Extract the data exactly, missing nothing.

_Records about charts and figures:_
::::::

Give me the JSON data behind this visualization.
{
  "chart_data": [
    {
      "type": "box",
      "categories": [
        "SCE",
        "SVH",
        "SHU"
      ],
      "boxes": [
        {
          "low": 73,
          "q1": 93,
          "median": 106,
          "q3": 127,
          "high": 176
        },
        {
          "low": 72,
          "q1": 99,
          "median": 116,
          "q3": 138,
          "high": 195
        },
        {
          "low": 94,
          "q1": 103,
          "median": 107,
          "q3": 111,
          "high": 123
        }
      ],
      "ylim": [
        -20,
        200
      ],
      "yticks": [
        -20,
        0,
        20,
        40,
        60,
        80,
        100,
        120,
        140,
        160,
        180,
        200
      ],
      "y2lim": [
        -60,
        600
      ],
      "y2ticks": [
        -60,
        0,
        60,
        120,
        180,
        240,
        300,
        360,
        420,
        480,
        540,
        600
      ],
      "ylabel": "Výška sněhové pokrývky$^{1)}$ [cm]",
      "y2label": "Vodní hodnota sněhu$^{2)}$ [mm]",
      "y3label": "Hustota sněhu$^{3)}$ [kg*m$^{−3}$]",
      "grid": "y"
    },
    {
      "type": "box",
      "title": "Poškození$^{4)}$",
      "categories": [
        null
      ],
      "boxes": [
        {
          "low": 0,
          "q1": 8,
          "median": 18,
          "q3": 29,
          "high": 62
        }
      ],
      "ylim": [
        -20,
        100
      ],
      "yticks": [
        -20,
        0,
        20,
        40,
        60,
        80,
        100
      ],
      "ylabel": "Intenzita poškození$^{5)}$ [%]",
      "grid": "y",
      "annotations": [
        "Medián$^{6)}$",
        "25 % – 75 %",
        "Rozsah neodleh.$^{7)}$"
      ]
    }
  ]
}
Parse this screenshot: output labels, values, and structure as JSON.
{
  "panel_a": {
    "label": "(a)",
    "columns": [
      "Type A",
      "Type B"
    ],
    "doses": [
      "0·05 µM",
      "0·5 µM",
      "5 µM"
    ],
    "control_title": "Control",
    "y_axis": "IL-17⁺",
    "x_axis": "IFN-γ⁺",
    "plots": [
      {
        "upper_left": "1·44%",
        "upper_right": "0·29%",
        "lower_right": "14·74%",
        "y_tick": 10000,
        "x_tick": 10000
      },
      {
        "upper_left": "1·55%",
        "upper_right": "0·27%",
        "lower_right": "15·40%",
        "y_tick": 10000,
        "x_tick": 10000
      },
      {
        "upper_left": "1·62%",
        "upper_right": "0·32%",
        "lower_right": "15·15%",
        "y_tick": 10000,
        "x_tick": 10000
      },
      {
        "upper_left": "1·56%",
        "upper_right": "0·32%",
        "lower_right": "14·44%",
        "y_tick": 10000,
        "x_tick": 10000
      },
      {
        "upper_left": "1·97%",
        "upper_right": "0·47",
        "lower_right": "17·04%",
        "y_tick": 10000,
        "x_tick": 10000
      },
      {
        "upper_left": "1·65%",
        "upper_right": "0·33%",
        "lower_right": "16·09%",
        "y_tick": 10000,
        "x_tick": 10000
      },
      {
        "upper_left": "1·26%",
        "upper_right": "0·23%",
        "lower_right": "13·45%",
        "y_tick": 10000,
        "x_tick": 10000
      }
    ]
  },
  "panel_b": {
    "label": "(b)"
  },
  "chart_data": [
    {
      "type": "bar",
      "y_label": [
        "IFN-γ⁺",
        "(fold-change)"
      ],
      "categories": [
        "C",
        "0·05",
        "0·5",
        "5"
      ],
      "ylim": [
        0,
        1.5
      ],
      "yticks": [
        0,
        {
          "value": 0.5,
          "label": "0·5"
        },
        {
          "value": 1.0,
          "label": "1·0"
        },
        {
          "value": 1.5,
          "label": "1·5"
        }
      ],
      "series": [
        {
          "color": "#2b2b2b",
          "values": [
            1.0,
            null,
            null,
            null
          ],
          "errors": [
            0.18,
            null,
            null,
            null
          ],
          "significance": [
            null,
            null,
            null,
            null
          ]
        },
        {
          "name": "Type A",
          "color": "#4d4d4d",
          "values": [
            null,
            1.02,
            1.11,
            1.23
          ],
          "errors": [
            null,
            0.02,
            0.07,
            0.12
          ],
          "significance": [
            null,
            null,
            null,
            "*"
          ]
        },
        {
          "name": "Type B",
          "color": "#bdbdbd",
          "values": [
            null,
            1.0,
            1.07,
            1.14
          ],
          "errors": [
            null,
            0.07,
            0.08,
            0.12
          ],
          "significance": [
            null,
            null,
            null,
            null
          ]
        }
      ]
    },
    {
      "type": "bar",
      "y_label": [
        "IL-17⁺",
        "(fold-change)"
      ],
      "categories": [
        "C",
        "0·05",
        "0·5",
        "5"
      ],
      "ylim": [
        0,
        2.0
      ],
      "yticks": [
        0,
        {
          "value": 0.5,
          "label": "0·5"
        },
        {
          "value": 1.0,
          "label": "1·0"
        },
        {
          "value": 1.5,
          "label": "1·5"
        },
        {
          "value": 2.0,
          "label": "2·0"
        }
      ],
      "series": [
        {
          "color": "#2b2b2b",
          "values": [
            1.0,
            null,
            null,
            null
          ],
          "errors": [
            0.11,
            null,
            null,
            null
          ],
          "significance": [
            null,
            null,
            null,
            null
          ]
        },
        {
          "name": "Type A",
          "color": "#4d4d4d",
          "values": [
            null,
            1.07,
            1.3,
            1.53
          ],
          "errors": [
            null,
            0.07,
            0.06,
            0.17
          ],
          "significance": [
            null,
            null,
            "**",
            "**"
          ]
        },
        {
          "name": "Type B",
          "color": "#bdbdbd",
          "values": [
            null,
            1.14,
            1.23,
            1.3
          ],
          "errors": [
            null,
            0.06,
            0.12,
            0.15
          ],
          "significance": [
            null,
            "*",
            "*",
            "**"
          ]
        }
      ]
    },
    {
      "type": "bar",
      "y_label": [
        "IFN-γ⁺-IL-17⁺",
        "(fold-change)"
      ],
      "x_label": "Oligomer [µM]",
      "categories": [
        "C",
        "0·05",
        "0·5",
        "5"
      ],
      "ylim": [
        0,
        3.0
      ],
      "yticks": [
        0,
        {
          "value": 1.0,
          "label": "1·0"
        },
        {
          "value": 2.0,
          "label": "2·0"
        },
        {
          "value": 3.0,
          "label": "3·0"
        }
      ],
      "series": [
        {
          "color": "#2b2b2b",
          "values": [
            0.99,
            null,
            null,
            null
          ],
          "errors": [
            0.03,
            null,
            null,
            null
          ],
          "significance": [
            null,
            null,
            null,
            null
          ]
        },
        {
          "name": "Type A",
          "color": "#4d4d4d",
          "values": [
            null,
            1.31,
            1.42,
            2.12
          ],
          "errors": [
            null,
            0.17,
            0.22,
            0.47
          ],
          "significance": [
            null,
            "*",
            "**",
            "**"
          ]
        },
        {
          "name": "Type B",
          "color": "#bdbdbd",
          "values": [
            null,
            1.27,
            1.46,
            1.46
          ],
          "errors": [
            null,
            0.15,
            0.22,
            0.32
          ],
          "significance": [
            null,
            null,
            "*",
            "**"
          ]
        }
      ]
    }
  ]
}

::::::

_Task response:_
Give me the JSON data behind this visualization.
{
  "chart_data": [
    {
      "type": "box",
      "categories": [
        "SCE",
        "SVH",
        "SHU"
      ],
      "boxes": [
        {
          "low": 73,
          "q1": 93,
          "median": 106,
          "q3": 127,
          "high": 176
        },
        {
          "low": 72,
          "q1": 99,
          "median": 116,
          "q3": 138,
          "high": 195
        },
        {
          "low": 94,
          "q1": 103,
          "median": 107,
          "q3": 111,
          "high": 123
        }
      ],
      "ylim": [
        -20,
        200
      ],
      "yticks": [
        -20,
        0,
        20,
        40,
        60,
        80,
        100,
        120,
        140,
        160,
        180,
        200
      ],
      "y2lim": [
        -60,
        600
      ],
      "y2ticks": [
        -60,
        0,
        60,
        120,
        180,
        240,
        300,
        360,
        420,
        480,
        540,
        600
      ],
      "ylabel": "Výška sněhové pokrývky$^{1)}$ [cm]",
      "y2label": "Vodní hodnota sněhu$^{2)}$ [mm]",
      "y3label": "Hustota sněhu$^{3)}$ [kg*m$^{−3}$]",
      "grid": "y"
    },
    {
      "type": "box",
      "title": "Poškození$^{4)}$",
      "categories": [
        null
      ],
      "boxes": [
        {
          "low": 0,
          "q1": 8,
          "median": 18,
          "q3": 29,
          "high": 62
        }
      ],
      "ylim": [
        -20,
        100
      ],
      "yticks": [
        -20,
        0,
        20,
        40,
        60,
        80,
        100
      ],
      "ylabel": "Intenzita poškození$^{5)}$ [%]",
      "grid": "y",
      "annotations": [
        "Medián$^{6)}$",
        "25 % – 75 %",
        "Rozsah neodleh.$^{7)}$"
      ]
    }
  ]
}
Parse this screenshot: output labels, values, and structure as JSON.
{
  "panel_a": {
    "label": "(a)",
    "columns": [
      "Type A",
      "Type B"
    ],
    "doses": [
      "0·05 µM",
      "0·5 µM",
      "5 µM"
    ],
    "control_title": "Control",
    "y_axis": "IL-17⁺",
    "x_axis": "IFN-γ⁺",
    "plots": [
      {
        "upper_left": "1·44%",
        "upper_right": "0·29%",
        "lower_right": "14·74%",
        "y_tick": 10000,
        "x_tick": 10000
      },
      {
        "upper_left": "1·55%",
        "upper_right": "0·27%",
        "lower_right": "15·40%",
        "y_tick": 10000,
        "x_tick": 10000
      },
      {
        "upper_left": "1·62%",
        "upper_right": "0·32%",
        "lower_right": "15·15%",
        "y_tick": 10000,
        "x_tick": 10000
      },
      {
        "upper_left": "1·56%",
        "upper_right": "0·32%",
        "lower_right": "14·44%",
        "y_tick": 10000,
        "x_tick": 10000
      },
      {
        "upper_left": "1·97%",
        "upper_right": "0·47",
        "lower_right": "17·04%",
        "y_tick": 10000,
        "x_tick": 10000
      },
      {
        "upper_left": "1·65%",
        "upper_right": "0·33%",
        "lower_right": "16·09%",
        "y_tick": 10000,
        "x_tick": 10000
      },
      {
        "upper_left": "1·26%",
        "upper_right": "0·23%",
        "lower_right": "13·45%",
        "y_tick": 10000,
        "x_tick": 10000
      }
    ]
  },
  "panel_b": {
    "label": "(b)"
  },
  "chart_data": [
    {
      "type": "bar",
      "y_label": [
        "IFN-γ⁺",
        "(fold-change)"
      ],
      "categories": [
        "C",
        "0·05",
        "0·5",
        "5"
      ],
      "ylim": [
        0,
        1.5
      ],
      "yticks": [
        0,
        {
          "value": 0.5,
          "label": "0·5"
        },
        {
          "value": 1.0,
          "label": "1·0"
        },
        {
          "value": 1.5,
          "label": "1·5"
        }
      ],
      "series": [
        {
          "color": "#2b2b2b",
          "values": [
            1.0,
            null,
            null,
            null
          ],
          "errors": [
            0.18,
            null,
            null,
            null
          ],
          "significance": [
            null,
            null,
            null,
            null
          ]
        },
        {
          "name": "Type A",
          "color": "#4d4d4d",
          "values": [
            null,
            1.02,
            1.11,
            1.23
          ],
          "errors": [
            null,
            0.02,
            0.07,
            0.12
          ],
          "significance": [
            null,
            null,
            null,
            "*"
          ]
        },
        {
          "name": "Type B",
          "color": "#bdbdbd",
          "values": [
            null,
            1.0,
            1.07,
            1.14
          ],
          "errors": [
            null,
            0.07,
            0.08,
            0.12
          ],
          "significance": [
            null,
            null,
            null,
            null
          ]
        }
      ]
    },
    {
      "type": "bar",
      "y_label": [
        "IL-17⁺",
        "(fold-change)"
      ],
      "categories": [
        "C",
        "0·05",
        "0·5",
        "5"
      ],
      "ylim": [
        0,
        2.0
      ],
      "yticks": [
        0,
        {
          "value": 0.5,
          "label": "0·5"
        },
        {
          "value": 1.0,
          "label": "1·0"
        },
        {
          "value": 1.5,
          "label": "1·5"
        },
        {
          "value": 2.0,
          "label": "2·0"
        }
      ],
      "series": [
        {
          "color": "#2b2b2b",
          "values": [
            1.0,
            null,
            null,
            null
          ],
          "errors": [
            0.11,
            null,
            null,
            null
          ],
          "significance": [
            null,
            null,
            null,
            null
          ]
        },
        {
          "name": "Type A",
          "color": "#4d4d4d",
          "values": [
            null,
            1.07,
            1.3,
            1.53
          ],
          "errors": [
            null,
            0.07,
            0.06,
            0.17
          ],
          "significance": [
            null,
            null,
            "**",
            "**"
          ]
        },
        {
          "name": "Type B",
          "color": "#bdbdbd",
          "values": [
            null,
            1.14,
            1.23,
            1.3
          ],
          "errors": [
            null,
            0.06,
            0.12,
            0.15
          ],
          "significance": [
            null,
            "*",
            "*",
            "**"
          ]
        }
      ]
    },
    {
      "type": "bar",
      "y_label": [
        "IFN-γ⁺-IL-17⁺",
        "(fold-change)"
      ],
      "x_label": "Oligomer [µM]",
      "categories": [
        "C",
        "0·05",
        "0·5",
        "5"
      ],
      "ylim": [
        0,
        3.0
      ],
      "yticks": [
        0,
        {
          "value": 1.0,
          "label": "1·0"
        },
        {
          "value": 2.0,
          "label": "2·0"
        },
        {
          "value": 3.0,
          "label": "3·0"
        }
      ],
      "series": [
        {
          "color": "#2b2b2b",
          "values": [
            0.99,
            null,
            null,
            null
          ],
          "errors": [
            0.03,
            null,
            null,
            null
          ],
          "significance": [
            null,
            null,
            null,
            null
          ]
        },
        {
          "name": "Type A",
          "color": "#4d4d4d",
          "values": [
            null,
            1.31,
            1.42,
            2.12
          ],
          "errors": [
            null,
            0.17,
            0.22,
            0.47
          ],
          "significance": [
            null,
            "*",
            "**",
            "**"
          ]
        },
        {
          "name": "Type B",
          "color": "#bdbdbd",
          "values": [
            null,
            1.27,
            1.46,
            1.46
          ],
          "errors": [
            null,
            0.15,
            0.22,
            0.32
          ],
          "significance": [
            null,
            null,
            "*",
            "**"
          ]
        }
      ]
    }
  ]
}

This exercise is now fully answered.